◆ Requirements
Pictures do not belong in the copy; restate the records below word for word.

+++

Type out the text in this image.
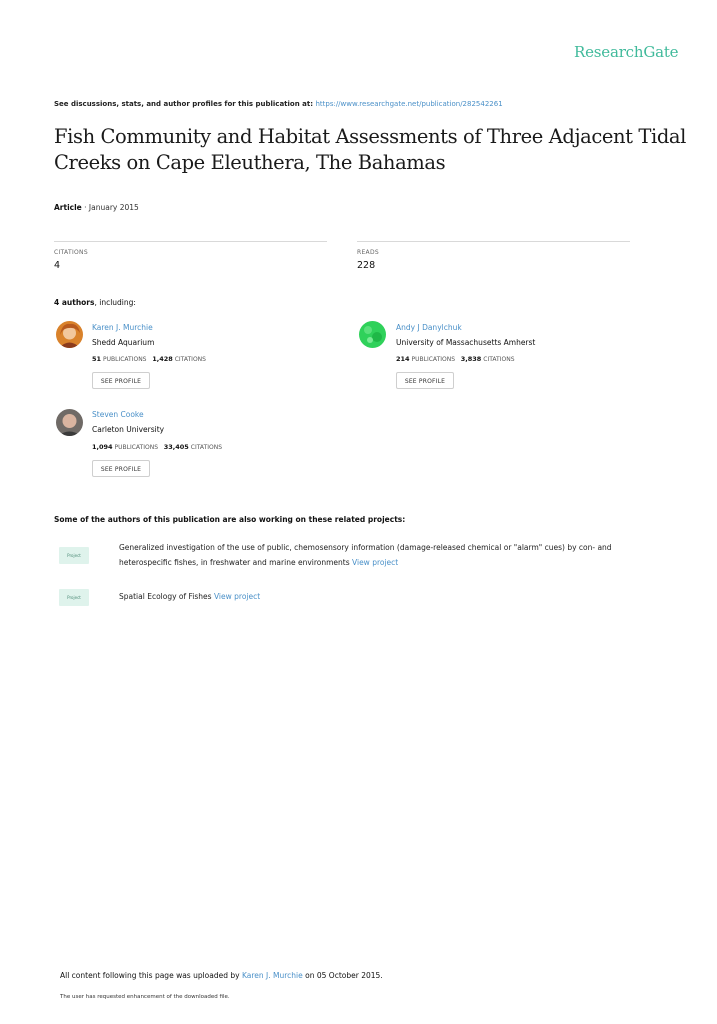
ResearchGate
See discussions, stats, and author profiles for this publication at: https://www.researchgate.net/publication/282542261
Fish Community and Habitat Assessments of Three Adjacent Tidal Creeks on Cape Eleuthera, The Bahamas
Article · January 2015
CITATIONS
4
READS
228
4 authors, including:
Karen J. Murchie
Shedd Aquarium
51 PUBLICATIONS 1,428 CITATIONS
SEE PROFILE
Andy J Danylchuk
University of Massachusetts Amherst
214 PUBLICATIONS 3,838 CITATIONS
SEE PROFILE
Steven Cooke
Carleton University
1,094 PUBLICATIONS 33,405 CITATIONS
SEE PROFILE
Some of the authors of this publication are also working on these related projects:
Project
Generalized investigation of the use of public, chemosensory information (damage-released chemical or "alarm" cues) by con- and heterospecific fishes, in freshwater and marine environments View project
Project	Spatial Ecology of Fishes View project
All content following this page was uploaded by Karen J. Murchie on 05 October 2015.
The user has requested enhancement of the downloaded file.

+++

◆ Written response
Type out the text in this image.
ResearchGate
See discussions, stats, and author profiles for this publication at: https://www.researchgate.net/publication/282542261
Fish Community and Habitat Assessments of Three Adjacent Tidal Creeks on Cape Eleuthera, The Bahamas
Article · January 2015
CITATIONS
4
READS
228
4 authors, including:
Karen J. Murchie
Shedd Aquarium
51 PUBLICATIONS 1,428 CITATIONS
SEE PROFILE
Andy J Danylchuk
University of Massachusetts Amherst
214 PUBLICATIONS 3,838 CITATIONS
SEE PROFILE
Steven Cooke
Carleton University
1,094 PUBLICATIONS 33,405 CITATIONS
SEE PROFILE
Some of the authors of this publication are also working on these related projects:
Project
Generalized investigation of the use of public, chemosensory information (damage-released chemical or "alarm" cues) by con- and heterospecific fishes, in freshwater and marine environments View project
Project	Spatial Ecology of Fishes View project
All content following this page was uploaded by Karen J. Murchie on 05 October 2015.
The user has requested enhancement of the downloaded file.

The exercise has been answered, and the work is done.